DIRECTIONS:
What number of lines in the material contain the word "your"? Give that number alone.

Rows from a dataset

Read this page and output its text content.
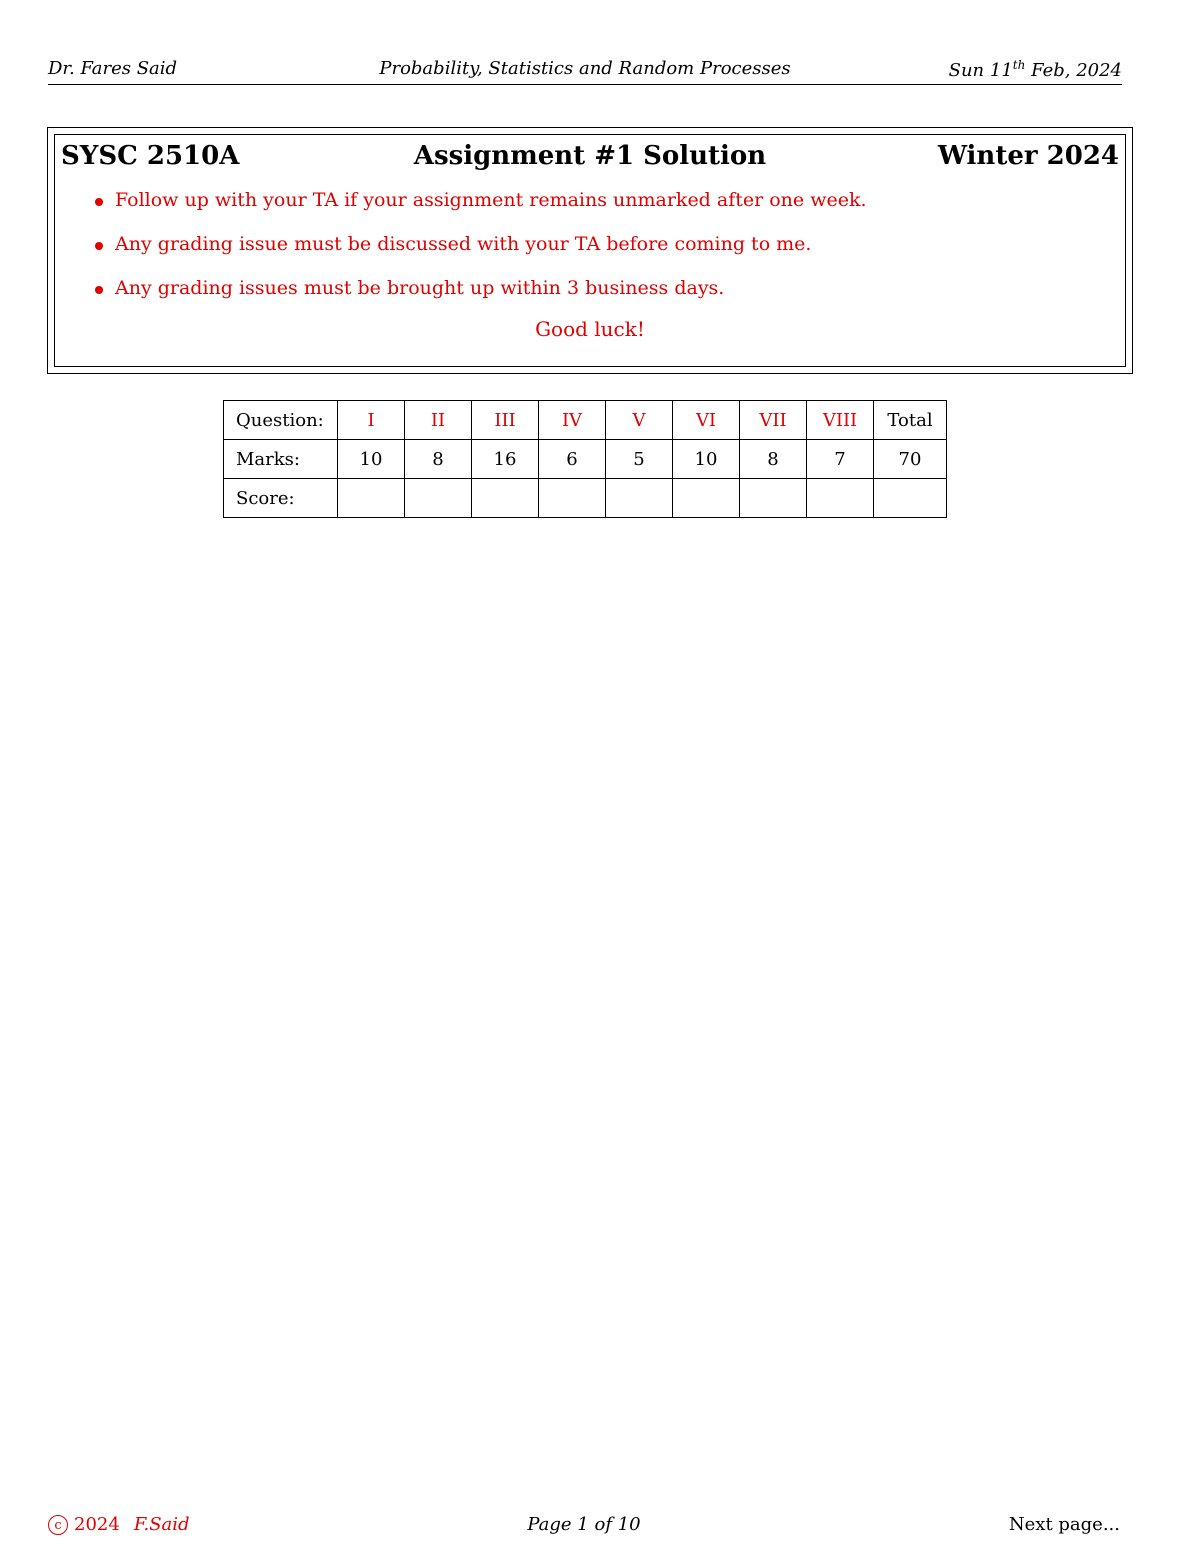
Dr. Fares Said	Probability, Statistics and Random Processes	Sun 11th Feb, 2024
SYSC 2510A	Assignment #1 Solution	Winter 2024
Follow up with your TA if your assignment remains unmarked after one week.
Any grading issue must be discussed with your TA before coming to me.
Any grading issues must be brought up within 3 business days.
Good luck!
Question:	I	II	III	IV	V	VI	VII	VIII	Total
Marks:	10	8	16	6	5	10	8	7	70
Score:									
c 2024 F.Said	Page 1 of 10	Next page...
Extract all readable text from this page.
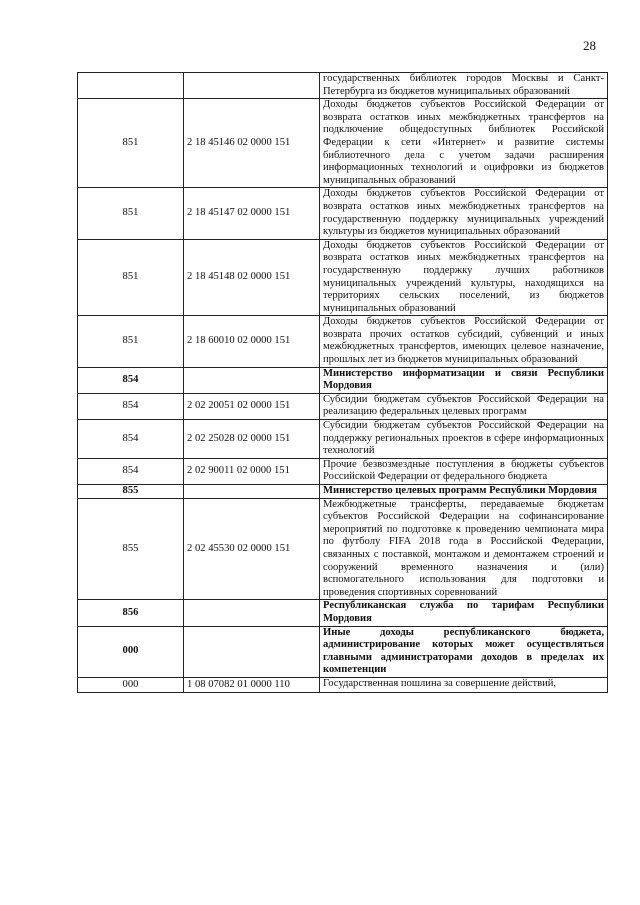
28

		государственных библиотек городов Москвы и Санкт-Петербурга из бюджетов муниципальных образований

851	2 18 45146 02 0000 151	Доходы бюджетов субъектов Российской Федерации от возврата остатков иных межбюджетных трансфертов на подключение общедоступных библиотек Российской Федерации к сети «Интернет» и развитие системы библиотечного дела с учетом задачи расширения информационных технологий и оцифровки из бюджетов муниципальных образований

851	2 18 45147 02 0000 151	Доходы бюджетов субъектов Российской Федерации от возврата остатков иных межбюджетных трансфертов на государственную поддержку муниципальных учреждений культуры из бюджетов муниципальных образований

851	2 18 45148 02 0000 151	Доходы бюджетов субъектов Российской Федерации от возврата остатков иных межбюджетных трансфертов на государственную поддержку лучших работников муниципальных учреждений культуры, находящихся на территориях сельских поселений, из бюджетов муниципальных образований

851	2 18 60010 02 0000 151	Доходы бюджетов субъектов Российской Федерации от возврата прочих остатков субсидий, субвенций и иных межбюджетных трансфертов, имеющих целевое назначение, прошлых лет из бюджетов муниципальных образований

854		Министерство информатизации и связи Республики Мордовия

854	2 02 20051 02 0000 151	Субсидии бюджетам субъектов Российской Федерации на реализацию федеральных целевых программ

854	2 02 25028 02 0000 151	Субсидии бюджетам субъектов Российской Федерации на поддержку региональных проектов в сфере информационных технологий

854	2 02 90011 02 0000 151	Прочие безвозмездные поступления в бюджеты субъектов Российской Федерации от федерального бюджета

855		Министерство целевых программ Республики Мордовия

855	2 02 45530 02 0000 151	Межбюджетные трансферты, передаваемые бюджетам субъектов Российской Федерации на софинансирование мероприятий по подготовке к проведению чемпионата мира по футболу FIFA 2018 года в Российской Федерации, связанных с поставкой, монтажом и демонтажем строений и сооружений временного назначения и (или) вспомогательного использования для подготовки и проведения спортивных соревнований

856		Республиканская служба по тарифам Республики Мордовия

000		Иные доходы республиканского бюджета, администрирование которых может осуществляться главными администраторами доходов в пределах их компетенции

000	1 08 07082 01 0000 110	Государственная пошлина за совершение действий,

FULL OUTPUT:
2